TASK >> Work through the data below and give the number of lines holding "label", nothing more.
----- DATA SHOWN
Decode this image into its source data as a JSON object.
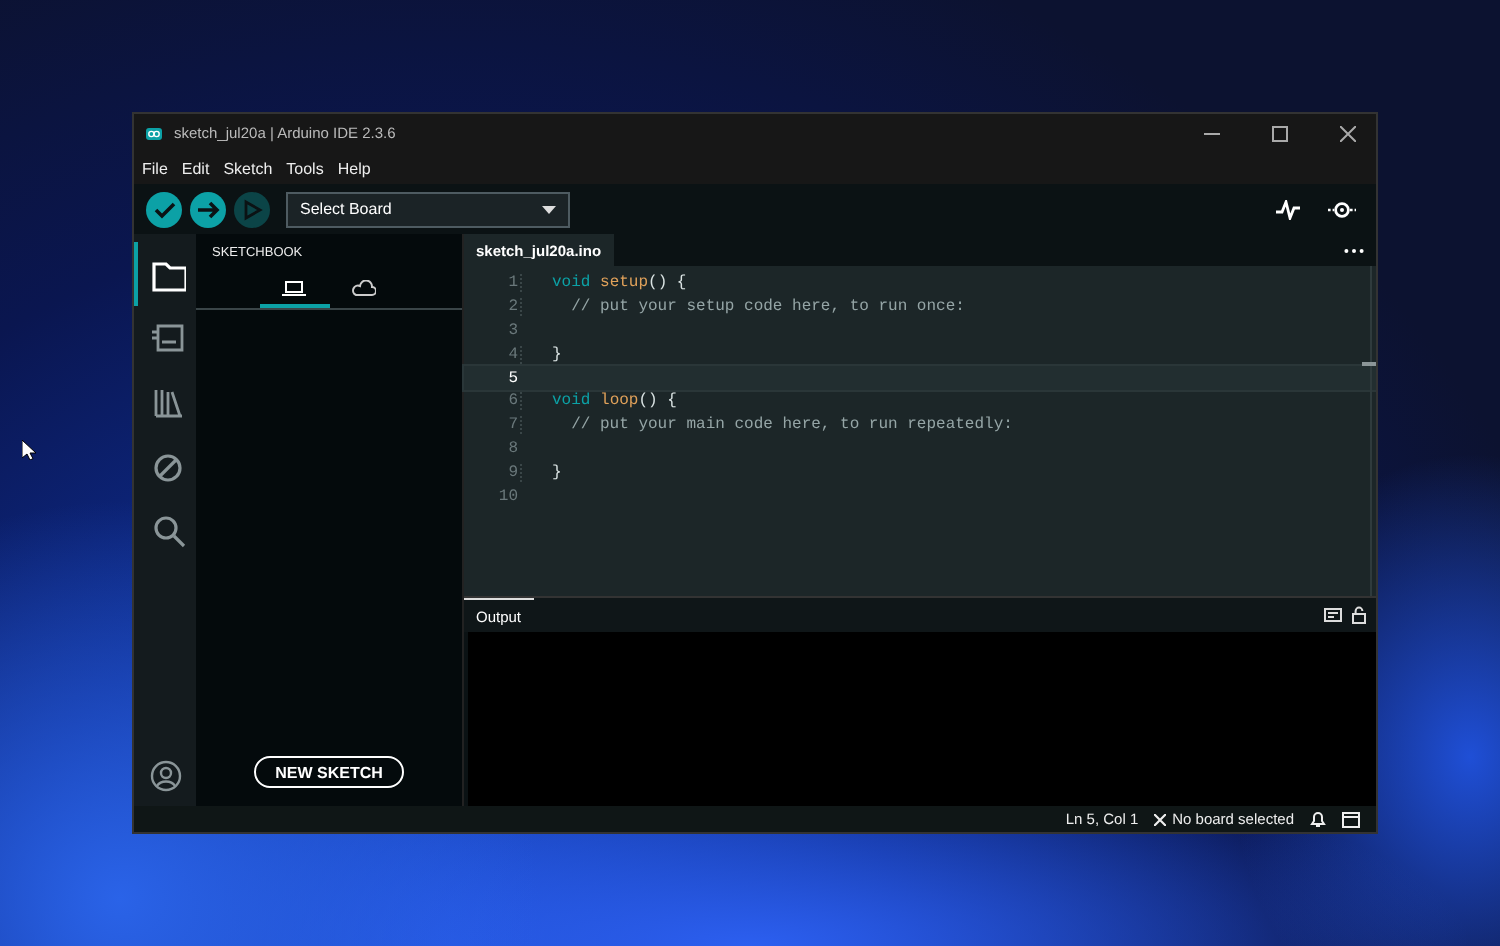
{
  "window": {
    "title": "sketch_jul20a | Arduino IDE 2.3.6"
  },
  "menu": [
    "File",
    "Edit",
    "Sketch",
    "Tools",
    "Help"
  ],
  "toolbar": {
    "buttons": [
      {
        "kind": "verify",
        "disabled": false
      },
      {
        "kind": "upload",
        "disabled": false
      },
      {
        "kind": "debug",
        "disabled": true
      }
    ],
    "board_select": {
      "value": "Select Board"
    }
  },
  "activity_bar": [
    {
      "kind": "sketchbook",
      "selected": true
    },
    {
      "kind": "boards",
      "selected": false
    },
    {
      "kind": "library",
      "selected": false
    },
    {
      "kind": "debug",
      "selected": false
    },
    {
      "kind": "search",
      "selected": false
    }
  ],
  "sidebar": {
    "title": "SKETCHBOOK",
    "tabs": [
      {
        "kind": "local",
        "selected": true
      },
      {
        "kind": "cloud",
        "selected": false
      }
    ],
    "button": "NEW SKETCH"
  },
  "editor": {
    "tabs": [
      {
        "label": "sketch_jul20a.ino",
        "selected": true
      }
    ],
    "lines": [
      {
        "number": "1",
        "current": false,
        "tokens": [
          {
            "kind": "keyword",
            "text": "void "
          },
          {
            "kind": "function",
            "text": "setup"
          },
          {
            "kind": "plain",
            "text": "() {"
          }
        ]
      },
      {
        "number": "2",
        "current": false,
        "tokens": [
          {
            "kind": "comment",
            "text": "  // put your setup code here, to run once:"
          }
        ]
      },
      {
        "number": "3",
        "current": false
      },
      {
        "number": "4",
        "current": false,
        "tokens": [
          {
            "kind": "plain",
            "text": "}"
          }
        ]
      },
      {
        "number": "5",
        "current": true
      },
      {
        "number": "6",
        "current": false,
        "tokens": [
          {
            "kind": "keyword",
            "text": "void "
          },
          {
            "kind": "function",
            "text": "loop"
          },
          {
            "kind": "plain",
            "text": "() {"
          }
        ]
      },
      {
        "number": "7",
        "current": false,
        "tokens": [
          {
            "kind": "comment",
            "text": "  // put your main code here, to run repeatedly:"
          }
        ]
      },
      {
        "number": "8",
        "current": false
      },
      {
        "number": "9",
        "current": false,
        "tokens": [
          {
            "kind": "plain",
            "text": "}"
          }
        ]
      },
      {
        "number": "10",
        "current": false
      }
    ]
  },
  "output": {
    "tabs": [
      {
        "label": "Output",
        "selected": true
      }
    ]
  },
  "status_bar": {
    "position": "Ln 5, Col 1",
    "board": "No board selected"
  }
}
----------
WORKED SOLUTION >> 2